Work to be completed:
Only lines holding the word "Google" should be copied from the material.

Extracted information:
━━━━━━━━━━━━━━━━

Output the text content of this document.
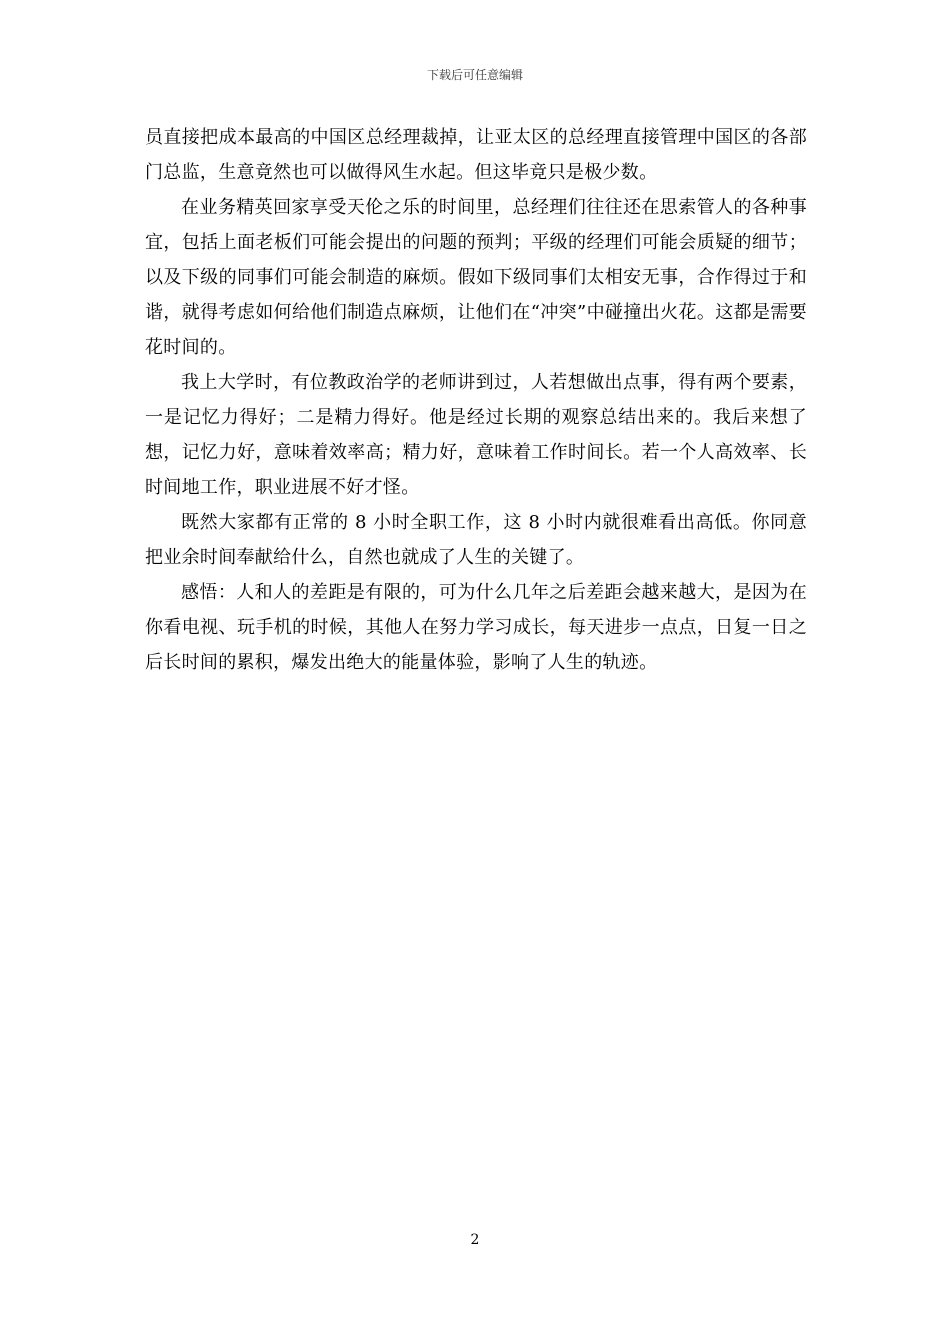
下载后可任意编辑

员直接把成本最高的中国区总经理裁掉，让亚太区的总经理直接管理中国区的各部门总监，生意竟然也可以做得风生水起。但这毕竟只是极少数。

在业务精英回家享受天伦之乐的时间里，总经理们往往还在思索管人的各种事宜，包括上面老板们可能会提出的问题的预判；平级的经理们可能会质疑的细节；以及下级的同事们可能会制造的麻烦。假如下级同事们太相安无事，合作得过于和谐，就得考虑如何给他们制造点麻烦，让他们在“冲突”中碰撞出火花。这都是需要花时间的。

我上大学时，有位教政治学的老师讲到过，人若想做出点事，得有两个要素，一是记忆力得好；二是精力得好。他是经过长期的观察总结出来的。我后来想了想，记忆力好，意味着效率高；精力好，意味着工作时间长。若一个人高效率、长时间地工作，职业进展不好才怪。

既然大家都有正常的 8 小时全职工作，这 8 小时内就很难看出高低。你同意把业余时间奉献给什么，自然也就成了人生的关键了。

感悟：人和人的差距是有限的，可为什么几年之后差距会越来越大，是因为在你看电视、玩手机的时候，其他人在努力学习成长，每天进步一点点，日复一日之后长时间的累积，爆发出绝大的能量体验，影响了人生的轨迹。

2
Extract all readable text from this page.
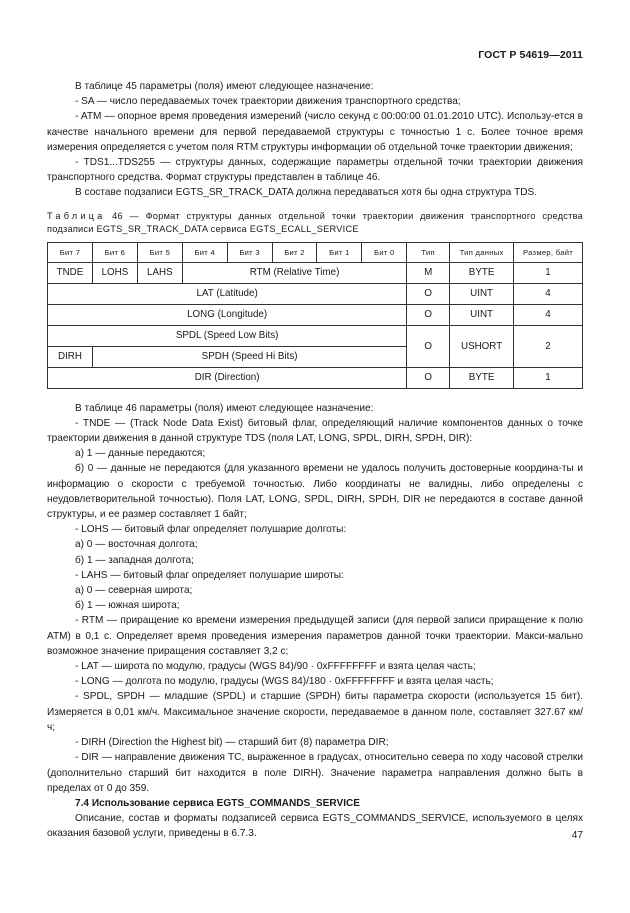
ГОСТ Р 54619—2011

В таблице 45 параметры (поля) имеют следующее назначение:

- SA — число передаваемых точек траектории движения транспортного средства;

- ATM — опорное время проведения измерений (число секунд с 00:00:00 01.01.2010 UTC). Использу-ется в качестве начального времени для первой передаваемой структуры с точностью 1 с. Более точное время измерения определяется с учетом поля RTM структуры информации об отдельной точке траектории движения;

- TDS1...TDS255 — структуры данных, содержащие параметры отдельной точки траектории движения транспортного средства. Формат структуры представлен в таблице 46.

В составе подзаписи EGTS_SR_TRACK_DATA должна передаваться хотя бы одна структура TDS.

Таблица 46 — Формат структуры данных отдельной точки траектории движения транспортного средства подзаписи EGTS_SR_TRACK_DATA сервиса EGTS_ECALL_SERVICE
Бит 7	Бит 6	Бит 5	Бит 4	Бит 3	Бит 2	Бит 1	Бит 0	Тип	Тип данных	Размер, байт
TNDE	LOHS	LAHS	RTM (Relative Time)					M	BYTE	1
LAT (Latitude)								O	UINT	4
LONG (Longitude)								O	UINT	4
SPDL (Speed Low Bits)								O	USHORT	2
DIRH	SPDH (Speed Hi Bits)									
DIR (Direction)								O	BYTE	1

В таблице 46 параметры (поля) имеют следующее назначение:

- TNDE — (Track Node Data Exist) битовый флаг, определяющий наличие компонентов данных о точке траектории движения в данной структуре TDS (поля LAT, LONG, SPDL, DIRH, SPDH, DIR):

а) 1 — данные передаются;

б) 0 — данные не передаются (для указанного времени не удалось получить достоверные координа-ты и информацию о скорости с требуемой точностью. Либо координаты не валидны, либо определены с неудовлетворительной точностью). Поля LAT, LONG, SPDL, DIRH, SPDH, DIR не передаются в составе данной структуры, и ее размер составляет 1 байт;

- LOHS — битовый флаг определяет полушарие долготы:

а) 0 — восточная долгота;

б) 1 — западная долгота;

- LAHS — битовый флаг определяет полушарие широты:

а) 0 — северная широта;

б) 1 — южная широта;

- RTM — приращение ко времени измерения предыдущей записи (для первой записи приращение к полю ATM) в 0,1 с. Определяет время проведения измерения параметров данной точки траектории. Макси-мально возможное значение приращения составляет 3,2 с;

- LAT — широта по модулю, градусы (WGS 84)/90 · 0xFFFFFFFF и взята целая часть;

- LONG — долгота по модулю, градусы (WGS 84)/180 · 0xFFFFFFFF и взята целая часть;

- SPDL, SPDH — младшие (SPDL) и старшие (SPDH) биты параметра скорости (используется 15 бит). Измеряется в 0,01 км/ч. Максимальное значение скорости, передаваемое в данном поле, составляет 327.67 км/ч;

- DIRH (Direction the Highest bit) — старший бит (8) параметра DIR;

- DIR — направление движения ТС, выраженное в градусах, относительно севера по ходу часовой стрелки (дополнительно старший бит находится в поле DIRH). Значение параметра направления должно быть в пределах от 0 до 359.

7.4 Использование сервиса EGTS_COMMANDS_SERVICE

Описание, состав и форматы подзаписей сервиса EGTS_COMMANDS_SERVICE, используемого в целях оказания базовой услуги, приведены в 6.7.3.	47
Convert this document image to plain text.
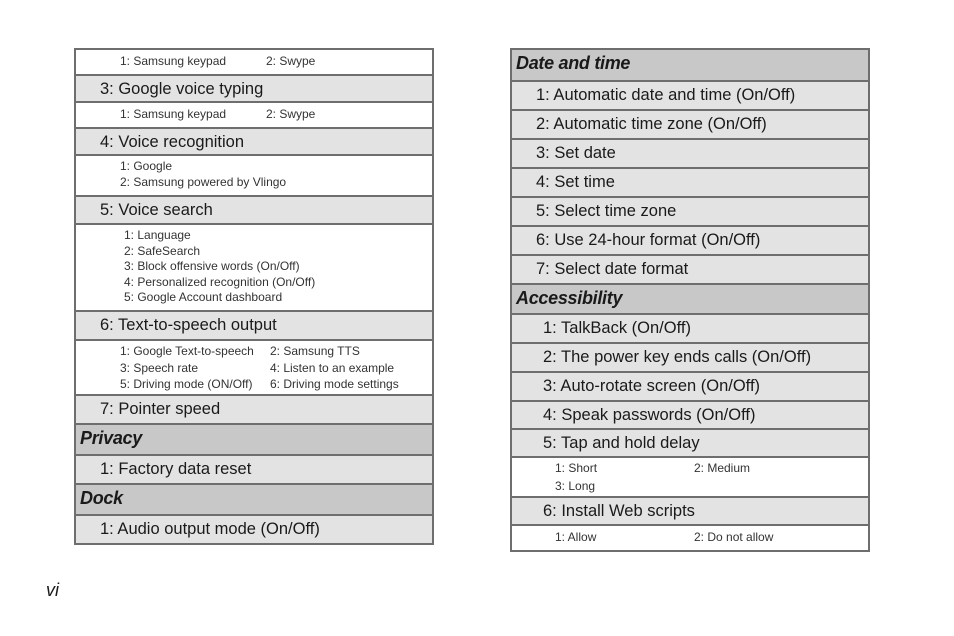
1: Samsung keypad	2: Swype
3: Google voice typing
1: Samsung keypad	2: Swype
4: Voice recognition
1: Google
2: Samsung powered by Vlingo
5: Voice search
1: Language
2: SafeSearch
3: Block offensive words (On/Off)
4: Personalized recognition (On/Off)
5: Google Account dashboard
6: Text-to-speech output
1: Google Text-to-speech	2: Samsung TTS
3: Speech rate	4: Listen to an example
5: Driving mode (ON/Off)	6: Driving mode settings
7: Pointer speed
Privacy
1: Factory data reset
Dock
1: Audio output mode (On/Off)
Date and time
1: Automatic date and time (On/Off)
2: Automatic time zone (On/Off)
3: Set date
4: Set time
5: Select time zone
6: Use 24-hour format (On/Off)
7: Select date format
Accessibility
1: TalkBack (On/Off)
2: The power key ends calls (On/Off)
3: Auto-rotate screen (On/Off)
4: Speak passwords (On/Off)
5: Tap and hold delay
1: Short	2: Medium
3: Long
6: Install Web scripts
1: Allow	2: Do not allow
vi
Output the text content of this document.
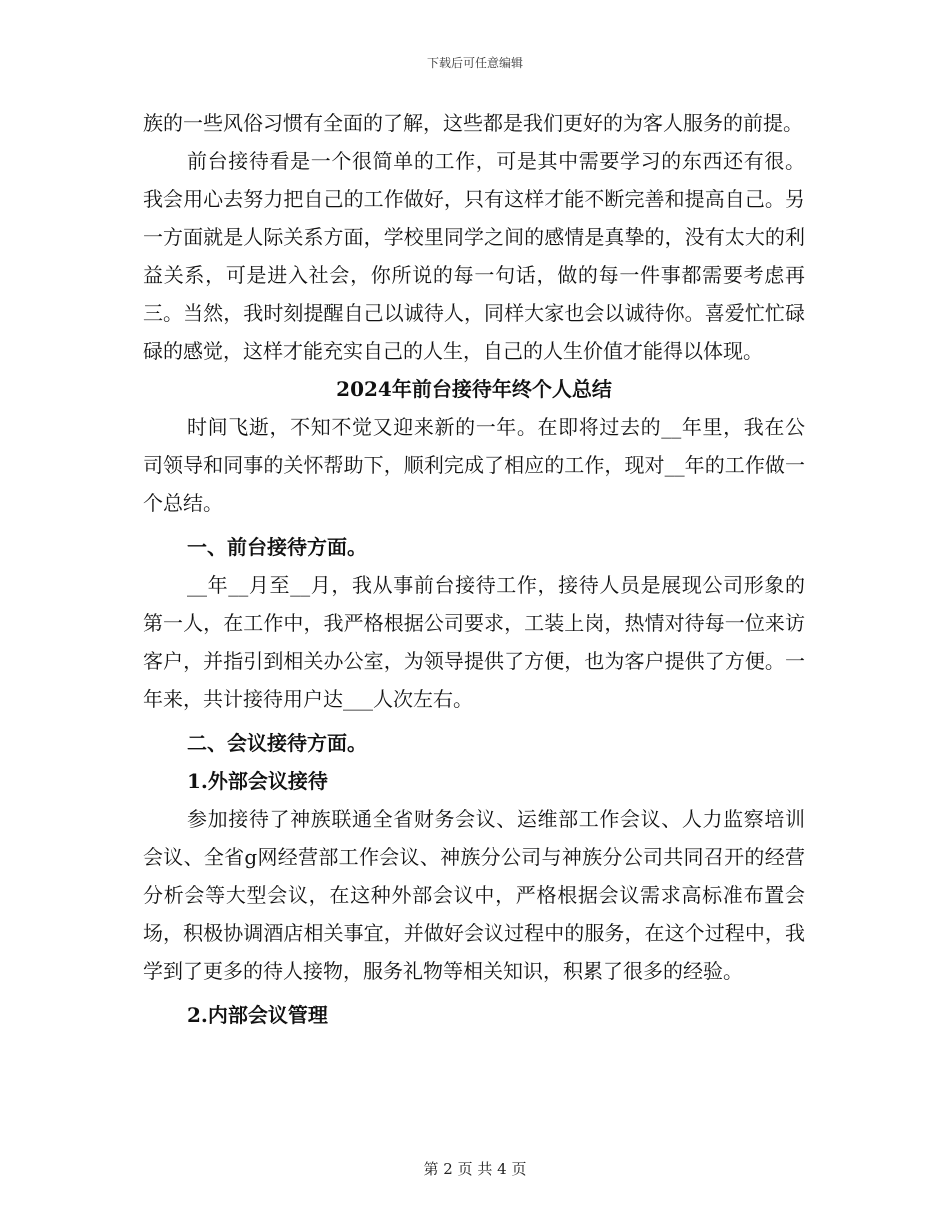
下载后可任意编辑

族的一些风俗习惯有全面的了解，这些都是我们更好的为客人服务的前提。

前台接待看是一个很简单的工作，可是其中需要学习的东西还有很。我会用心去努力把自己的工作做好，只有这样才能不断完善和提高自己。另一方面就是人际关系方面，学校里同学之间的感情是真挚的，没有太大的利益关系，可是进入社会，你所说的每一句话，做的每一件事都需要考虑再三。当然，我时刻提醒自己以诚待人，同样大家也会以诚待你。喜爱忙忙碌碌的感觉，这样才能充实自己的人生，自己的人生价值才能得以体现。

2024年前台接待年终个人总结

时间飞逝，不知不觉又迎来新的一年。在即将过去的__年里，我在公司领导和同事的关怀帮助下，顺利完成了相应的工作，现对__年的工作做一个总结。

一、前台接待方面。

__年__月至__月，我从事前台接待工作，接待人员是展现公司形象的第一人，在工作中，我严格根据公司要求，工装上岗，热情对待每一位来访客户，并指引到相关办公室，为领导提供了方便，也为客户提供了方便。一年来，共计接待用户达___人次左右。

二、会议接待方面。

1.外部会议接待

参加接待了神族联通全省财务会议、运维部工作会议、人力监察培训会议、全省g网经营部工作会议、神族分公司与神族分公司共同召开的经营分析会等大型会议，在这种外部会议中，严格根据会议需求高标准布置会场，积极协调酒店相关事宜，并做好会议过程中的服务，在这个过程中，我学到了更多的待人接物，服务礼物等相关知识，积累了很多的经验。

2.内部会议管理

第 2 页 共 4 页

━━━━━━━━━━━━━━━━

Full response:
3: Google voice typing
1: Google
5: Google Account dashboard
1: Google Text-to-speech	2: Samsung TTS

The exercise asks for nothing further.